(INPUT DATA)
—————
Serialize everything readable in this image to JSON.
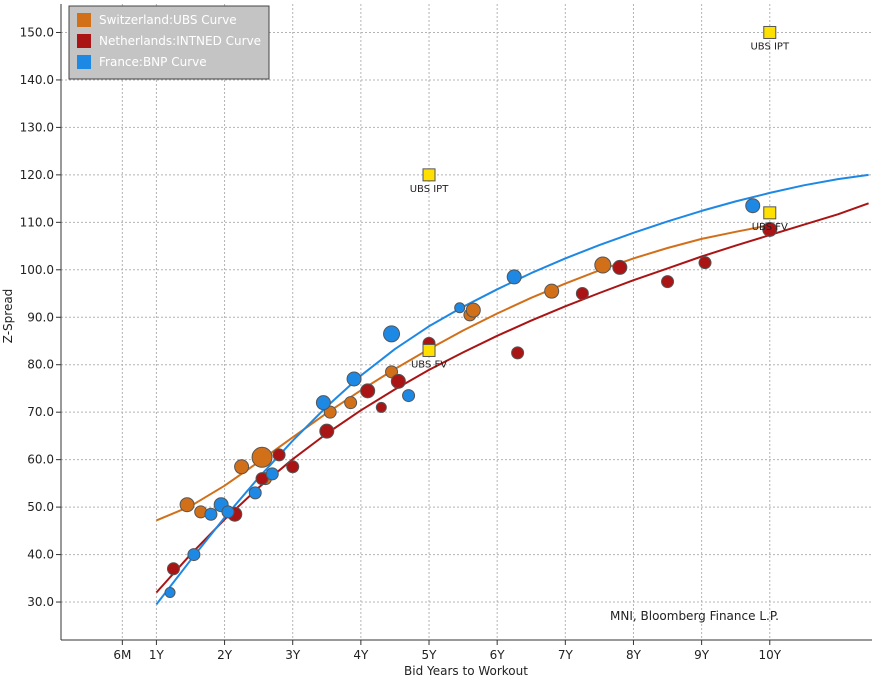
{
  "chart_data": {
    "type": "scatter",
    "xlabel": "Bid Years to Workout",
    "ylabel": "Z-Spread",
    "xlim": [
      -0.4,
      11.5
    ],
    "ylim": [
      22,
      156
    ],
    "x_ticks": [
      {
        "value": 0.5,
        "label": "6M"
      },
      {
        "value": 1,
        "label": "1Y"
      },
      {
        "value": 2,
        "label": "2Y"
      },
      {
        "value": 3,
        "label": "3Y"
      },
      {
        "value": 4,
        "label": "4Y"
      },
      {
        "value": 5,
        "label": "5Y"
      },
      {
        "value": 6,
        "label": "6Y"
      },
      {
        "value": 7,
        "label": "7Y"
      },
      {
        "value": 8,
        "label": "8Y"
      },
      {
        "value": 9,
        "label": "9Y"
      },
      {
        "value": 10,
        "label": "10Y"
      }
    ],
    "y_ticks": [
      {
        "value": 30,
        "label": "30.0"
      },
      {
        "value": 40,
        "label": "40.0"
      },
      {
        "value": 50,
        "label": "50.0"
      },
      {
        "value": 60,
        "label": "60.0"
      },
      {
        "value": 70,
        "label": "70.0"
      },
      {
        "value": 80,
        "label": "80.0"
      },
      {
        "value": 90,
        "label": "90.0"
      },
      {
        "value": 100,
        "label": "100.0"
      },
      {
        "value": 110,
        "label": "110.0"
      },
      {
        "value": 120,
        "label": "120.0"
      },
      {
        "value": 130,
        "label": "130.0"
      },
      {
        "value": 140,
        "label": "140.0"
      },
      {
        "value": 150,
        "label": "150.0"
      }
    ],
    "grid": true,
    "legend_position": "top-left",
    "credit": "MNI, Bloomberg Finance L.P.",
    "series": [
      {
        "name": "Switzerland:UBS Curve",
        "color": "#d2701a",
        "points": [
          {
            "x": 1.45,
            "y": 50.5,
            "s": 7
          },
          {
            "x": 1.65,
            "y": 49.0,
            "s": 6
          },
          {
            "x": 2.25,
            "y": 58.5,
            "s": 7
          },
          {
            "x": 2.55,
            "y": 60.5,
            "s": 10
          },
          {
            "x": 2.6,
            "y": 56.0,
            "s": 6
          },
          {
            "x": 3.55,
            "y": 70.0,
            "s": 6
          },
          {
            "x": 3.85,
            "y": 72.0,
            "s": 6
          },
          {
            "x": 4.45,
            "y": 78.5,
            "s": 6
          },
          {
            "x": 5.6,
            "y": 90.5,
            "s": 6
          },
          {
            "x": 5.65,
            "y": 91.5,
            "s": 7
          },
          {
            "x": 6.8,
            "y": 95.5,
            "s": 7
          },
          {
            "x": 7.55,
            "y": 101.0,
            "s": 8
          }
        ],
        "curve": [
          {
            "x": 1.0,
            "y": 47.2
          },
          {
            "x": 1.5,
            "y": 50.2
          },
          {
            "x": 2.0,
            "y": 54.5
          },
          {
            "x": 2.5,
            "y": 59.5
          },
          {
            "x": 3.0,
            "y": 64.7
          },
          {
            "x": 3.5,
            "y": 69.8
          },
          {
            "x": 4.0,
            "y": 74.6
          },
          {
            "x": 4.5,
            "y": 79.1
          },
          {
            "x": 5.0,
            "y": 83.3
          },
          {
            "x": 5.5,
            "y": 87.2
          },
          {
            "x": 6.0,
            "y": 90.8
          },
          {
            "x": 6.5,
            "y": 94.1
          },
          {
            "x": 7.0,
            "y": 97.1
          },
          {
            "x": 7.5,
            "y": 99.9
          },
          {
            "x": 8.0,
            "y": 102.4
          },
          {
            "x": 8.5,
            "y": 104.6
          },
          {
            "x": 9.0,
            "y": 106.5
          },
          {
            "x": 9.5,
            "y": 108.0
          },
          {
            "x": 10.0,
            "y": 109.4
          }
        ]
      },
      {
        "name": "Netherlands:INTNED Curve",
        "color": "#aa1414",
        "points": [
          {
            "x": 1.25,
            "y": 37.0,
            "s": 6
          },
          {
            "x": 2.15,
            "y": 48.5,
            "s": 7
          },
          {
            "x": 2.55,
            "y": 56.0,
            "s": 6
          },
          {
            "x": 2.8,
            "y": 61.0,
            "s": 6
          },
          {
            "x": 3.0,
            "y": 58.5,
            "s": 6
          },
          {
            "x": 3.5,
            "y": 66.0,
            "s": 7
          },
          {
            "x": 4.1,
            "y": 74.5,
            "s": 7
          },
          {
            "x": 4.3,
            "y": 71.0,
            "s": 5
          },
          {
            "x": 4.55,
            "y": 76.5,
            "s": 7
          },
          {
            "x": 5.0,
            "y": 84.5,
            "s": 6
          },
          {
            "x": 6.3,
            "y": 82.5,
            "s": 6
          },
          {
            "x": 7.25,
            "y": 95.0,
            "s": 6
          },
          {
            "x": 7.8,
            "y": 100.5,
            "s": 7
          },
          {
            "x": 8.5,
            "y": 97.5,
            "s": 6
          },
          {
            "x": 9.05,
            "y": 101.5,
            "s": 6
          },
          {
            "x": 10.0,
            "y": 108.5,
            "s": 7
          }
        ],
        "curve": [
          {
            "x": 1.0,
            "y": 32.0
          },
          {
            "x": 1.5,
            "y": 40.0
          },
          {
            "x": 2.0,
            "y": 47.4
          },
          {
            "x": 2.5,
            "y": 54.1
          },
          {
            "x": 3.0,
            "y": 60.1
          },
          {
            "x": 3.5,
            "y": 65.5
          },
          {
            "x": 4.0,
            "y": 70.4
          },
          {
            "x": 4.5,
            "y": 74.8
          },
          {
            "x": 5.0,
            "y": 78.9
          },
          {
            "x": 5.5,
            "y": 82.6
          },
          {
            "x": 6.0,
            "y": 86.1
          },
          {
            "x": 6.5,
            "y": 89.3
          },
          {
            "x": 7.0,
            "y": 92.3
          },
          {
            "x": 7.5,
            "y": 95.1
          },
          {
            "x": 8.0,
            "y": 97.8
          },
          {
            "x": 8.5,
            "y": 100.3
          },
          {
            "x": 9.0,
            "y": 102.8
          },
          {
            "x": 9.5,
            "y": 105.1
          },
          {
            "x": 10.0,
            "y": 107.3
          },
          {
            "x": 10.5,
            "y": 109.5
          },
          {
            "x": 11.0,
            "y": 111.7
          },
          {
            "x": 11.45,
            "y": 114.0
          }
        ]
      },
      {
        "name": "France:BNP Curve",
        "color": "#1e88e5",
        "points": [
          {
            "x": 1.2,
            "y": 32.0,
            "s": 5
          },
          {
            "x": 1.55,
            "y": 40.0,
            "s": 6
          },
          {
            "x": 1.8,
            "y": 48.5,
            "s": 6
          },
          {
            "x": 1.95,
            "y": 50.5,
            "s": 7
          },
          {
            "x": 2.05,
            "y": 49.0,
            "s": 6
          },
          {
            "x": 2.45,
            "y": 53.0,
            "s": 6
          },
          {
            "x": 2.7,
            "y": 57.0,
            "s": 6
          },
          {
            "x": 3.45,
            "y": 72.0,
            "s": 7
          },
          {
            "x": 3.9,
            "y": 77.0,
            "s": 7
          },
          {
            "x": 4.45,
            "y": 86.5,
            "s": 8
          },
          {
            "x": 4.7,
            "y": 73.5,
            "s": 6
          },
          {
            "x": 5.45,
            "y": 92.0,
            "s": 5
          },
          {
            "x": 6.25,
            "y": 98.5,
            "s": 7
          },
          {
            "x": 9.75,
            "y": 113.5,
            "s": 7
          }
        ],
        "curve": [
          {
            "x": 1.0,
            "y": 29.5
          },
          {
            "x": 1.5,
            "y": 38.8
          },
          {
            "x": 2.0,
            "y": 47.8
          },
          {
            "x": 2.5,
            "y": 56.2
          },
          {
            "x": 3.0,
            "y": 64.0
          },
          {
            "x": 3.5,
            "y": 71.2
          },
          {
            "x": 4.0,
            "y": 77.7
          },
          {
            "x": 4.5,
            "y": 83.3
          },
          {
            "x": 5.0,
            "y": 88.1
          },
          {
            "x": 5.5,
            "y": 92.2
          },
          {
            "x": 6.0,
            "y": 95.9
          },
          {
            "x": 6.5,
            "y": 99.3
          },
          {
            "x": 7.0,
            "y": 102.4
          },
          {
            "x": 7.5,
            "y": 105.2
          },
          {
            "x": 8.0,
            "y": 107.8
          },
          {
            "x": 8.5,
            "y": 110.2
          },
          {
            "x": 9.0,
            "y": 112.4
          },
          {
            "x": 9.5,
            "y": 114.4
          },
          {
            "x": 10.0,
            "y": 116.2
          },
          {
            "x": 10.5,
            "y": 117.8
          },
          {
            "x": 11.0,
            "y": 119.1
          },
          {
            "x": 11.45,
            "y": 120.0
          }
        ]
      }
    ],
    "annotations": [
      {
        "x": 5.0,
        "y": 120.0,
        "label": "UBS IPT",
        "color": "#ffe000"
      },
      {
        "x": 5.0,
        "y": 83.0,
        "label": "UBS FV",
        "color": "#ffe000"
      },
      {
        "x": 10.0,
        "y": 150.0,
        "label": "UBS IPT",
        "color": "#ffe000"
      },
      {
        "x": 10.0,
        "y": 112.0,
        "label": "UBS FV",
        "color": "#ffe000"
      }
    ]
  }
}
—————
(AIM OF THE TASK) Copy every line of the entries above in which "name" occurs.

(REPLY TO THE TASK)
        "name": "Switzerland:UBS Curve",
        "name": "Netherlands:INTNED Curve",
        "name": "France:BNP Curve",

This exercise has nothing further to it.